▸ PROBLEM REQUIREMENTS:
Select every line containing the word "AveP" from the material, and copy those lines.

(Structured figure records)

##############################

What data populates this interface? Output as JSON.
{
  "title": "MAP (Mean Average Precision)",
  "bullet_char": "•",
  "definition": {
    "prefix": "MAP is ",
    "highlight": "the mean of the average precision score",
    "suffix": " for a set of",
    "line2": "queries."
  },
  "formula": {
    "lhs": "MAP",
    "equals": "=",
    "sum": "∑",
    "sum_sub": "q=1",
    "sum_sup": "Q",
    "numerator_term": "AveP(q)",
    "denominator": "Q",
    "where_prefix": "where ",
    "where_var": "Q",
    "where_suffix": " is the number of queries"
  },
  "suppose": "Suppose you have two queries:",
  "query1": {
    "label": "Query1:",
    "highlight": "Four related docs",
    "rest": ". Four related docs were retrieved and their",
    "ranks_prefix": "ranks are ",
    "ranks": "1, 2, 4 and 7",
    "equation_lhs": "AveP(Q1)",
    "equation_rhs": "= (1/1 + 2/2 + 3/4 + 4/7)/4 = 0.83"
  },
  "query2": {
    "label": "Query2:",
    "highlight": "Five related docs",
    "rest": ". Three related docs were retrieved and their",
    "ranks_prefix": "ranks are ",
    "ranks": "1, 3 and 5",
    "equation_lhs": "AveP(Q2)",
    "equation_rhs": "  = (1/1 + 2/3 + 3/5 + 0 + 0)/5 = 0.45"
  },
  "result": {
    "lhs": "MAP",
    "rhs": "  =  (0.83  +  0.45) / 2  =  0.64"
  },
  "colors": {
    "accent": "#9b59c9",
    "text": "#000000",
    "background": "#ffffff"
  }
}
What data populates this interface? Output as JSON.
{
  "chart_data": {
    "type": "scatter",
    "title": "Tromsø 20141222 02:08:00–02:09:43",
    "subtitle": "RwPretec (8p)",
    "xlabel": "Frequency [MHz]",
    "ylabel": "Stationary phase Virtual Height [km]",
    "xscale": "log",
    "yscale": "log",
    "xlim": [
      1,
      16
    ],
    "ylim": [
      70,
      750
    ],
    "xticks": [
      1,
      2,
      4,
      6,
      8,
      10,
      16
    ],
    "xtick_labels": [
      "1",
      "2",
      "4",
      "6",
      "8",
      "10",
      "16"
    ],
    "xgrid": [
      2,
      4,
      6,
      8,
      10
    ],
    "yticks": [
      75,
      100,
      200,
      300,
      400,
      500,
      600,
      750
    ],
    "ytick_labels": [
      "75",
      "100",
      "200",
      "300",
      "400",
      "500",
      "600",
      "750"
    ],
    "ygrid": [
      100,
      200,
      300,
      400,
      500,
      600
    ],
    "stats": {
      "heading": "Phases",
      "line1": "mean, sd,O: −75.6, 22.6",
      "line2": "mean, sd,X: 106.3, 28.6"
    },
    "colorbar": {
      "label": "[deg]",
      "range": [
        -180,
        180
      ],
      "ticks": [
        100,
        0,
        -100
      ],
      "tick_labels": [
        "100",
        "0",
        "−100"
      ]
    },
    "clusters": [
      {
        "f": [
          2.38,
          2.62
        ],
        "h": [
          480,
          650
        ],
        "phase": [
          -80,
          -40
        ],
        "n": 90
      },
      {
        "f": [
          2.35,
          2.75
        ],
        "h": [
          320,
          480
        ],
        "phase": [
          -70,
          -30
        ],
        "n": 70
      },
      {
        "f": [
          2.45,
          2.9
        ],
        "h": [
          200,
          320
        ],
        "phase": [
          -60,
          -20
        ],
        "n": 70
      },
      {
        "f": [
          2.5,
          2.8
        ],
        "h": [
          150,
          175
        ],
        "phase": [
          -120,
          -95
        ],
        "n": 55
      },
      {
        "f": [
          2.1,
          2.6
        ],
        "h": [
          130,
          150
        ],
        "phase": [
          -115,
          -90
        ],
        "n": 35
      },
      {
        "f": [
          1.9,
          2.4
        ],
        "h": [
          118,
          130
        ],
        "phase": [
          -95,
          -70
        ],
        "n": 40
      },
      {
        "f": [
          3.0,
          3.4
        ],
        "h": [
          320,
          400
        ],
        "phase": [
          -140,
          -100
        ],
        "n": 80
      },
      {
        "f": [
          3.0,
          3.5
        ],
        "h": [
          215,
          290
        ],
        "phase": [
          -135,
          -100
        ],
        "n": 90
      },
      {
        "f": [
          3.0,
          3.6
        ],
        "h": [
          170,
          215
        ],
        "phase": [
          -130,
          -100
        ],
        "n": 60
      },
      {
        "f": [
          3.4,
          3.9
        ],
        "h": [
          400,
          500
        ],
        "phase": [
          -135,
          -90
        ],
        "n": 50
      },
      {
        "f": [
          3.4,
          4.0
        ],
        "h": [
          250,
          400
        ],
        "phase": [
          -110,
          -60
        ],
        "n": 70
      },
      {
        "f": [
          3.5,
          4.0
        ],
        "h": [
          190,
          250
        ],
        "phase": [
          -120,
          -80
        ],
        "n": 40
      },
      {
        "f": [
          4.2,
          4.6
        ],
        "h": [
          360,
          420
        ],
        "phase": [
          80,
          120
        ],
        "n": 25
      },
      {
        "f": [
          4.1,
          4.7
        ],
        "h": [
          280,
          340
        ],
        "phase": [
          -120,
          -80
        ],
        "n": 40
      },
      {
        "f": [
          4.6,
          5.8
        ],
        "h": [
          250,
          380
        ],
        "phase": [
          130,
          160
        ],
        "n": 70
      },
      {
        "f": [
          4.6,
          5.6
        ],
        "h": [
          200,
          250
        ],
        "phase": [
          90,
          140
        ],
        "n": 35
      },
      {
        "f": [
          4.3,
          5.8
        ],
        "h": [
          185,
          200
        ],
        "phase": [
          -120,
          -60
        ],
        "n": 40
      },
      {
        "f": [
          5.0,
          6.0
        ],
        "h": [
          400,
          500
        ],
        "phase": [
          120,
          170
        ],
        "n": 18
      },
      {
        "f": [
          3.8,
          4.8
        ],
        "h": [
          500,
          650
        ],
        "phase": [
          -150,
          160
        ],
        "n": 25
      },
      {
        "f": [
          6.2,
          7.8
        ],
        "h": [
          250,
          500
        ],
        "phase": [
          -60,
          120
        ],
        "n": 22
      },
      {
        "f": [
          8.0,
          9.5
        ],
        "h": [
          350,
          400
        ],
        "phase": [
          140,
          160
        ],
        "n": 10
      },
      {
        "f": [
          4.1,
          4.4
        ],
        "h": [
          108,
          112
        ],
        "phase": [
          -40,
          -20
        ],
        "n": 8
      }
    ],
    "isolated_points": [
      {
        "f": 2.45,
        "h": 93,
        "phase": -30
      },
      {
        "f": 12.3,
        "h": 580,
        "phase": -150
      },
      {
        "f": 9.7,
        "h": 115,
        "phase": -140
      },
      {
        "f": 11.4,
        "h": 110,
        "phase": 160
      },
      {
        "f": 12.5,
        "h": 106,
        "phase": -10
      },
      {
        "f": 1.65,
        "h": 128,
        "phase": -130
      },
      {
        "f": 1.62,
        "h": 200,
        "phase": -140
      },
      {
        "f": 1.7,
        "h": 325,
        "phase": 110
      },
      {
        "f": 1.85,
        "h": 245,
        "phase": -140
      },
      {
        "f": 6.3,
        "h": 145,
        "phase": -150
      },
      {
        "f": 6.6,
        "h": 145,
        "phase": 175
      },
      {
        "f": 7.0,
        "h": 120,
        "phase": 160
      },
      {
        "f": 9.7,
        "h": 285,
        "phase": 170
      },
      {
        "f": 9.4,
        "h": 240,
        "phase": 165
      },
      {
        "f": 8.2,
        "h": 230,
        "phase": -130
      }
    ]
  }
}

##############################

▸ PROBLEM SOLUTION:
    "numerator_term": "AveP(q)",
    "equation_lhs": "AveP(Q1)",
    "equation_lhs": "AveP(Q2)",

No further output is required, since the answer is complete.